EXCERPTED DATA.
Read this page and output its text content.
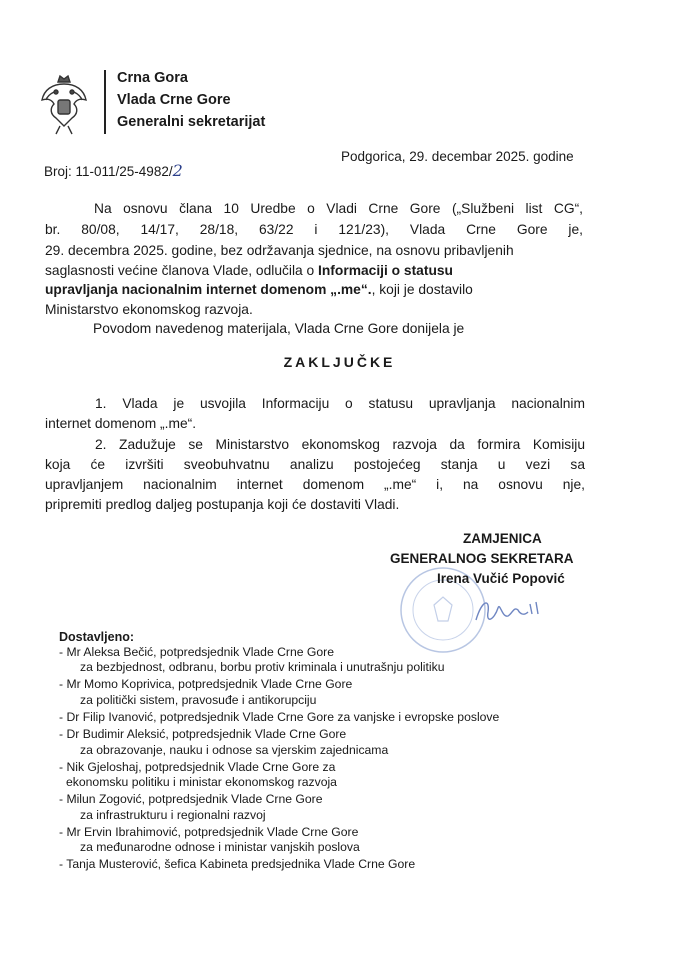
Crna Gora
Vlada Crne Gore
Generalni sekretarijat
Broj: 11-011/25-4982/2
Podgorica, 29. decembar 2025. godine
Na osnovu člana 10 Uredbe o Vladi Crne Gore („Službeni list CG“,
br. 80/08, 14/17, 28/18, 63/22 i 121/23), Vlada Crne Gore je,
29. decembra 2025. godine, bez održavanja sjednice, na osnovu pribavljenih
saglasnosti većine članova Vlade, odlučila o Informaciji o statusu
upravljanja nacionalnim internet domenom „.me“., koji je dostavilo
Ministarstvo ekonomskog razvoja.
Povodom navedenog materijala, Vlada Crne Gore donijela je
ZAKLJUČKE
1. Vlada je usvojila Informaciju o statusu upravljanja nacionalnim
internet domenom „.me“.
2. Zadužuje se Ministarstvo ekonomskog razvoja da formira Komisiju
koja će izvršiti sveobuhvatnu analizu postojećeg stanja u vezi sa
upravljanjem nacionalnim internet domenom „.me“ i, na osnovu nje,
pripremiti predlog daljeg postupanja koji će dostaviti Vladi.
ZAMJENICA
GENERALNOG SEKRETARA
Irena Vučić Popović
Dostavljeno:
- Mr Aleksa Bečić, potpredsjednik Vlade Crne Gore
za bezbjednost, odbranu, borbu protiv kriminala i unutrašnju politiku
- Mr Momo Koprivica, potpredsjednik Vlade Crne Gore
za politički sistem, pravosuđe i antikorupciju
- Dr Filip Ivanović, potpredsjednik Vlade Crne Gore za vanjske i evropske poslove
- Dr Budimir Aleksić, potpredsjednik Vlade Crne Gore
za obrazovanje, nauku i odnose sa vjerskim zajednicama
- Nik Gjeloshaj, potpredsjednik Vlade Crne Gore za
ekonomsku politiku i ministar ekonomskog razvoja
- Milun Zogović, potpredsjednik Vlade Crne Gore
za infrastrukturu i regionalni razvoj
- Mr Ervin Ibrahimović, potpredsjednik Vlade Crne Gore
za međunarodne odnose i ministar vanjskih poslova
- Tanja Musterović, šefica Kabineta predsjednika Vlade Crne Gore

GOAL. Reproduce the entries above word for word. Pictures stay out.

FINISHED EXERCISE.
Read this page and output its text content.
Crna Gora
Vlada Crne Gore
Generalni sekretarijat
Broj: 11-011/25-4982/2
Podgorica, 29. decembar 2025. godine
Na osnovu člana 10 Uredbe o Vladi Crne Gore („Službeni list CG“,
br. 80/08, 14/17, 28/18, 63/22 i 121/23), Vlada Crne Gore je,
29. decembra 2025. godine, bez održavanja sjednice, na osnovu pribavljenih
saglasnosti većine članova Vlade, odlučila o Informaciji o statusu
upravljanja nacionalnim internet domenom „.me“., koji je dostavilo
Ministarstvo ekonomskog razvoja.
Povodom navedenog materijala, Vlada Crne Gore donijela je
ZAKLJUČKE
1. Vlada je usvojila Informaciju o statusu upravljanja nacionalnim
internet domenom „.me“.
2. Zadužuje se Ministarstvo ekonomskog razvoja da formira Komisiju
koja će izvršiti sveobuhvatnu analizu postojećeg stanja u vezi sa
upravljanjem nacionalnim internet domenom „.me“ i, na osnovu nje,
pripremiti predlog daljeg postupanja koji će dostaviti Vladi.
ZAMJENICA
GENERALNOG SEKRETARA
Irena Vučić Popović
Dostavljeno:
- Mr Aleksa Bečić, potpredsjednik Vlade Crne Gore
za bezbjednost, odbranu, borbu protiv kriminala i unutrašnju politiku
- Mr Momo Koprivica, potpredsjednik Vlade Crne Gore
za politički sistem, pravosuđe i antikorupciju
- Dr Filip Ivanović, potpredsjednik Vlade Crne Gore za vanjske i evropske poslove
- Dr Budimir Aleksić, potpredsjednik Vlade Crne Gore
za obrazovanje, nauku i odnose sa vjerskim zajednicama
- Nik Gjeloshaj, potpredsjednik Vlade Crne Gore za
ekonomsku politiku i ministar ekonomskog razvoja
- Milun Zogović, potpredsjednik Vlade Crne Gore
za infrastrukturu i regionalni razvoj
- Mr Ervin Ibrahimović, potpredsjednik Vlade Crne Gore
za međunarodne odnose i ministar vanjskih poslova
- Tanja Musterović, šefica Kabineta predsjednika Vlade Crne Gore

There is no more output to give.